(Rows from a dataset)

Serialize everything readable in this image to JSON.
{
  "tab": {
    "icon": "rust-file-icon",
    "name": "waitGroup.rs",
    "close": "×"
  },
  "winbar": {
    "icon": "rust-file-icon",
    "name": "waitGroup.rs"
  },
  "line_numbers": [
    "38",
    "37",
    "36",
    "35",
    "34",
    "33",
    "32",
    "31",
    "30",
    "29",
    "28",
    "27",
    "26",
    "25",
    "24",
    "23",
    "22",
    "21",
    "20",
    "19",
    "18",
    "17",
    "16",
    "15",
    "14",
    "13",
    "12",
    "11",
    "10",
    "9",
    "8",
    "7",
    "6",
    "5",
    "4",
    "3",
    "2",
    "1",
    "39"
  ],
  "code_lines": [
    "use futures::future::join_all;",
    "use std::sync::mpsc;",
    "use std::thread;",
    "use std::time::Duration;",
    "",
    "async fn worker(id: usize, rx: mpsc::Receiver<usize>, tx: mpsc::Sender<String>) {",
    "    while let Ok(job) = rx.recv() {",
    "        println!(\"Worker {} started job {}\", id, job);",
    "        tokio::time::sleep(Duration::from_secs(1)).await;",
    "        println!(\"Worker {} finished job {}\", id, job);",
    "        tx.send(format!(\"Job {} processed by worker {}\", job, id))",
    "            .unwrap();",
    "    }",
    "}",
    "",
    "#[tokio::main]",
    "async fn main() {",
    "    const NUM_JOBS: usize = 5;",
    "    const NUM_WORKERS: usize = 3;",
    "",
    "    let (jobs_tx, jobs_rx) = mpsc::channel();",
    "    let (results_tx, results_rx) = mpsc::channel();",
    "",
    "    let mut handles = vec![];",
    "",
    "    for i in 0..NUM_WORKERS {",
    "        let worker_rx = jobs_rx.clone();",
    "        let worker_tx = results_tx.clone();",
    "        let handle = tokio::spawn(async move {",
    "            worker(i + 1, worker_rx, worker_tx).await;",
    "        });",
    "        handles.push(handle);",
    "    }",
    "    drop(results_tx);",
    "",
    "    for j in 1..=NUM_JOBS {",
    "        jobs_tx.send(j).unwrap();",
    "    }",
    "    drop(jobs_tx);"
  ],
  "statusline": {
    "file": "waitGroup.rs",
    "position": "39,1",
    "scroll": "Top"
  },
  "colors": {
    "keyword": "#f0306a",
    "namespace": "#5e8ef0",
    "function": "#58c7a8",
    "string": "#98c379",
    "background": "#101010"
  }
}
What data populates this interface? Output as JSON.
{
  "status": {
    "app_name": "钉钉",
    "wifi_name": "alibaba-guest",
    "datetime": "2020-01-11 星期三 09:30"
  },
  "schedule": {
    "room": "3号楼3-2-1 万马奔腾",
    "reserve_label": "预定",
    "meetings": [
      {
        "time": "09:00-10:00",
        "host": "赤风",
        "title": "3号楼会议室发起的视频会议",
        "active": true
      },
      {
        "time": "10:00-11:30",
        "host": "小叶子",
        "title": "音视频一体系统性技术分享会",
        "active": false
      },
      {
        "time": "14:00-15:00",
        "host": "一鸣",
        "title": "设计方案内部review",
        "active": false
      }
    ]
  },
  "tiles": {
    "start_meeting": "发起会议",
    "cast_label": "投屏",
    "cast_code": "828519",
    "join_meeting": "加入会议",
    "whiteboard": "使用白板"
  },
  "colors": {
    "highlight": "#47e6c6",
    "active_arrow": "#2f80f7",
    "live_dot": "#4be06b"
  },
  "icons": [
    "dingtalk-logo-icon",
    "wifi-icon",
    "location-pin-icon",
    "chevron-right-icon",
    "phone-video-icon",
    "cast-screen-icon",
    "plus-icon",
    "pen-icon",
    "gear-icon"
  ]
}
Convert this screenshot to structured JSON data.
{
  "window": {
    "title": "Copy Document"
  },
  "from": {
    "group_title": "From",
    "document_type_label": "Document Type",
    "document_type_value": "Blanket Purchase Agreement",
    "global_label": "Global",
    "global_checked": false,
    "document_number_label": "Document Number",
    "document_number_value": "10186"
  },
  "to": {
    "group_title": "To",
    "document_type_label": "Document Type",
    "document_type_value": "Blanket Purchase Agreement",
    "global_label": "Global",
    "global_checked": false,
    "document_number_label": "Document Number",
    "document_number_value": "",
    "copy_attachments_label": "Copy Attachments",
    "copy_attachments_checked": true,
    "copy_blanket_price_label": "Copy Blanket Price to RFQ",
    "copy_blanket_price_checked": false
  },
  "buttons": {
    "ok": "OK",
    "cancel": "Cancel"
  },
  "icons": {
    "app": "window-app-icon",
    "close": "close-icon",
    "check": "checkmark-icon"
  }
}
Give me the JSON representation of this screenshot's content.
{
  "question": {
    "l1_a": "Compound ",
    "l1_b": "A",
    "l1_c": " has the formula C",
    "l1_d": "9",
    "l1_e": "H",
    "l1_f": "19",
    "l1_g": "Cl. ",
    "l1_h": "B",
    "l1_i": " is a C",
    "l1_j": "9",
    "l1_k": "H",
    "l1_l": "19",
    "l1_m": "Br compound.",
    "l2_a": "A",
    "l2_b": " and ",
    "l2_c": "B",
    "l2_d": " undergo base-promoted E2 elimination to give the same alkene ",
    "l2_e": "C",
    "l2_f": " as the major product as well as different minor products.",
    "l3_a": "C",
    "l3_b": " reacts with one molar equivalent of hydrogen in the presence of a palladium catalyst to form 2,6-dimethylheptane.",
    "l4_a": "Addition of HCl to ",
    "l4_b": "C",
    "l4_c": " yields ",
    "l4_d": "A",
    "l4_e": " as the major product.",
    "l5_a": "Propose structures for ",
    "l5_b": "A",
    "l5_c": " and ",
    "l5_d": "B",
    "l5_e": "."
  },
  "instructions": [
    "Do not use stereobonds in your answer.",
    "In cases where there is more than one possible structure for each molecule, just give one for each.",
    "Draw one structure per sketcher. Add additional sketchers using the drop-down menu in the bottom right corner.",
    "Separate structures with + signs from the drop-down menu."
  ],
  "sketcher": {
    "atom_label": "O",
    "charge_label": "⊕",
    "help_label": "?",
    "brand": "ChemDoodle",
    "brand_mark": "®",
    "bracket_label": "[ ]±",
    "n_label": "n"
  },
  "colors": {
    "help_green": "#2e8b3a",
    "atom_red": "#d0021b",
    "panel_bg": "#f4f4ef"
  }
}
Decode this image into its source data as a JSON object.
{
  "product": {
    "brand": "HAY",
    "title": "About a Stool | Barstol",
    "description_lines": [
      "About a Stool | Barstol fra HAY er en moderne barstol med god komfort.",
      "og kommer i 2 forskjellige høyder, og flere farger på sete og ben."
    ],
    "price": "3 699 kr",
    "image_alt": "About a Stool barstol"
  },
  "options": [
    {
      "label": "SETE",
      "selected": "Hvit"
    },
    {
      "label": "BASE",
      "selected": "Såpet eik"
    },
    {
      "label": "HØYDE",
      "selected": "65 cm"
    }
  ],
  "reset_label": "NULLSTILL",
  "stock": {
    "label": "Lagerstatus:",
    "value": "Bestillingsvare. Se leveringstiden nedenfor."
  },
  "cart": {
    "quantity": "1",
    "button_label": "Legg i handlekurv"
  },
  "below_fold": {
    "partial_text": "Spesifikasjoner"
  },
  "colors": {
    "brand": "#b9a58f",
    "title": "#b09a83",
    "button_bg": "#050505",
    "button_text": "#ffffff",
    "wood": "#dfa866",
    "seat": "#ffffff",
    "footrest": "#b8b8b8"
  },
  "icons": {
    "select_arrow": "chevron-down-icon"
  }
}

[TASK]:
Copy each record from above exactly, and include every line.

[TASK RESPONSE]:
Serialize everything readable in this image to JSON.
{
  "tab": {
    "icon": "rust-file-icon",
    "name": "waitGroup.rs",
    "close": "×"
  },
  "winbar": {
    "icon": "rust-file-icon",
    "name": "waitGroup.rs"
  },
  "line_numbers": [
    "38",
    "37",
    "36",
    "35",
    "34",
    "33",
    "32",
    "31",
    "30",
    "29",
    "28",
    "27",
    "26",
    "25",
    "24",
    "23",
    "22",
    "21",
    "20",
    "19",
    "18",
    "17",
    "16",
    "15",
    "14",
    "13",
    "12",
    "11",
    "10",
    "9",
    "8",
    "7",
    "6",
    "5",
    "4",
    "3",
    "2",
    "1",
    "39"
  ],
  "code_lines": [
    "use futures::future::join_all;",
    "use std::sync::mpsc;",
    "use std::thread;",
    "use std::time::Duration;",
    "",
    "async fn worker(id: usize, rx: mpsc::Receiver<usize>, tx: mpsc::Sender<String>) {",
    "    while let Ok(job) = rx.recv() {",
    "        println!(\"Worker {} started job {}\", id, job);",
    "        tokio::time::sleep(Duration::from_secs(1)).await;",
    "        println!(\"Worker {} finished job {}\", id, job);",
    "        tx.send(format!(\"Job {} processed by worker {}\", job, id))",
    "            .unwrap();",
    "    }",
    "}",
    "",
    "#[tokio::main]",
    "async fn main() {",
    "    const NUM_JOBS: usize = 5;",
    "    const NUM_WORKERS: usize = 3;",
    "",
    "    let (jobs_tx, jobs_rx) = mpsc::channel();",
    "    let (results_tx, results_rx) = mpsc::channel();",
    "",
    "    let mut handles = vec![];",
    "",
    "    for i in 0..NUM_WORKERS {",
    "        let worker_rx = jobs_rx.clone();",
    "        let worker_tx = results_tx.clone();",
    "        let handle = tokio::spawn(async move {",
    "            worker(i + 1, worker_rx, worker_tx).await;",
    "        });",
    "        handles.push(handle);",
    "    }",
    "    drop(results_tx);",
    "",
    "    for j in 1..=NUM_JOBS {",
    "        jobs_tx.send(j).unwrap();",
    "    }",
    "    drop(jobs_tx);"
  ],
  "statusline": {
    "file": "waitGroup.rs",
    "position": "39,1",
    "scroll": "Top"
  },
  "colors": {
    "keyword": "#f0306a",
    "namespace": "#5e8ef0",
    "function": "#58c7a8",
    "string": "#98c379",
    "background": "#101010"
  }
}
What data populates this interface? Output as JSON.
{
  "status": {
    "app_name": "钉钉",
    "wifi_name": "alibaba-guest",
    "datetime": "2020-01-11 星期三 09:30"
  },
  "schedule": {
    "room": "3号楼3-2-1 万马奔腾",
    "reserve_label": "预定",
    "meetings": [
      {
        "time": "09:00-10:00",
        "host": "赤风",
        "title": "3号楼会议室发起的视频会议",
        "active": true
      },
      {
        "time": "10:00-11:30",
        "host": "小叶子",
        "title": "音视频一体系统性技术分享会",
        "active": false
      },
      {
        "time": "14:00-15:00",
        "host": "一鸣",
        "title": "设计方案内部review",
        "active": false
      }
    ]
  },
  "tiles": {
    "start_meeting": "发起会议",
    "cast_label": "投屏",
    "cast_code": "828519",
    "join_meeting": "加入会议",
    "whiteboard": "使用白板"
  },
  "colors": {
    "highlight": "#47e6c6",
    "active_arrow": "#2f80f7",
    "live_dot": "#4be06b"
  },
  "icons": [
    "dingtalk-logo-icon",
    "wifi-icon",
    "location-pin-icon",
    "chevron-right-icon",
    "phone-video-icon",
    "cast-screen-icon",
    "plus-icon",
    "pen-icon",
    "gear-icon"
  ]
}
Convert this screenshot to structured JSON data.
{
  "window": {
    "title": "Copy Document"
  },
  "from": {
    "group_title": "From",
    "document_type_label": "Document Type",
    "document_type_value": "Blanket Purchase Agreement",
    "global_label": "Global",
    "global_checked": false,
    "document_number_label": "Document Number",
    "document_number_value": "10186"
  },
  "to": {
    "group_title": "To",
    "document_type_label": "Document Type",
    "document_type_value": "Blanket Purchase Agreement",
    "global_label": "Global",
    "global_checked": false,
    "document_number_label": "Document Number",
    "document_number_value": "",
    "copy_attachments_label": "Copy Attachments",
    "copy_attachments_checked": true,
    "copy_blanket_price_label": "Copy Blanket Price to RFQ",
    "copy_blanket_price_checked": false
  },
  "buttons": {
    "ok": "OK",
    "cancel": "Cancel"
  },
  "icons": {
    "app": "window-app-icon",
    "close": "close-icon",
    "check": "checkmark-icon"
  }
}
Give me the JSON representation of this screenshot's content.
{
  "question": {
    "l1_a": "Compound ",
    "l1_b": "A",
    "l1_c": " has the formula C",
    "l1_d": "9",
    "l1_e": "H",
    "l1_f": "19",
    "l1_g": "Cl. ",
    "l1_h": "B",
    "l1_i": " is a C",
    "l1_j": "9",
    "l1_k": "H",
    "l1_l": "19",
    "l1_m": "Br compound.",
    "l2_a": "A",
    "l2_b": " and ",
    "l2_c": "B",
    "l2_d": " undergo base-promoted E2 elimination to give the same alkene ",
    "l2_e": "C",
    "l2_f": " as the major product as well as different minor products.",
    "l3_a": "C",
    "l3_b": " reacts with one molar equivalent of hydrogen in the presence of a palladium catalyst to form 2,6-dimethylheptane.",
    "l4_a": "Addition of HCl to ",
    "l4_b": "C",
    "l4_c": " yields ",
    "l4_d": "A",
    "l4_e": " as the major product.",
    "l5_a": "Propose structures for ",
    "l5_b": "A",
    "l5_c": " and ",
    "l5_d": "B",
    "l5_e": "."
  },
  "instructions": [
    "Do not use stereobonds in your answer.",
    "In cases where there is more than one possible structure for each molecule, just give one for each.",
    "Draw one structure per sketcher. Add additional sketchers using the drop-down menu in the bottom right corner.",
    "Separate structures with + signs from the drop-down menu."
  ],
  "sketcher": {
    "atom_label": "O",
    "charge_label": "⊕",
    "help_label": "?",
    "brand": "ChemDoodle",
    "brand_mark": "®",
    "bracket_label": "[ ]±",
    "n_label": "n"
  },
  "colors": {
    "help_green": "#2e8b3a",
    "atom_red": "#d0021b",
    "panel_bg": "#f4f4ef"
  }
}
Decode this image into its source data as a JSON object.
{
  "product": {
    "brand": "HAY",
    "title": "About a Stool | Barstol",
    "description_lines": [
      "About a Stool | Barstol fra HAY er en moderne barstol med god komfort.",
      "og kommer i 2 forskjellige høyder, og flere farger på sete og ben."
    ],
    "price": "3 699 kr",
    "image_alt": "About a Stool barstol"
  },
  "options": [
    {
      "label": "SETE",
      "selected": "Hvit"
    },
    {
      "label": "BASE",
      "selected": "Såpet eik"
    },
    {
      "label": "HØYDE",
      "selected": "65 cm"
    }
  ],
  "reset_label": "NULLSTILL",
  "stock": {
    "label": "Lagerstatus:",
    "value": "Bestillingsvare. Se leveringstiden nedenfor."
  },
  "cart": {
    "quantity": "1",
    "button_label": "Legg i handlekurv"
  },
  "below_fold": {
    "partial_text": "Spesifikasjoner"
  },
  "colors": {
    "brand": "#b9a58f",
    "title": "#b09a83",
    "button_bg": "#050505",
    "button_text": "#ffffff",
    "wood": "#dfa866",
    "seat": "#ffffff",
    "footrest": "#b8b8b8"
  },
  "icons": {
    "select_arrow": "chevron-down-icon"
  }
}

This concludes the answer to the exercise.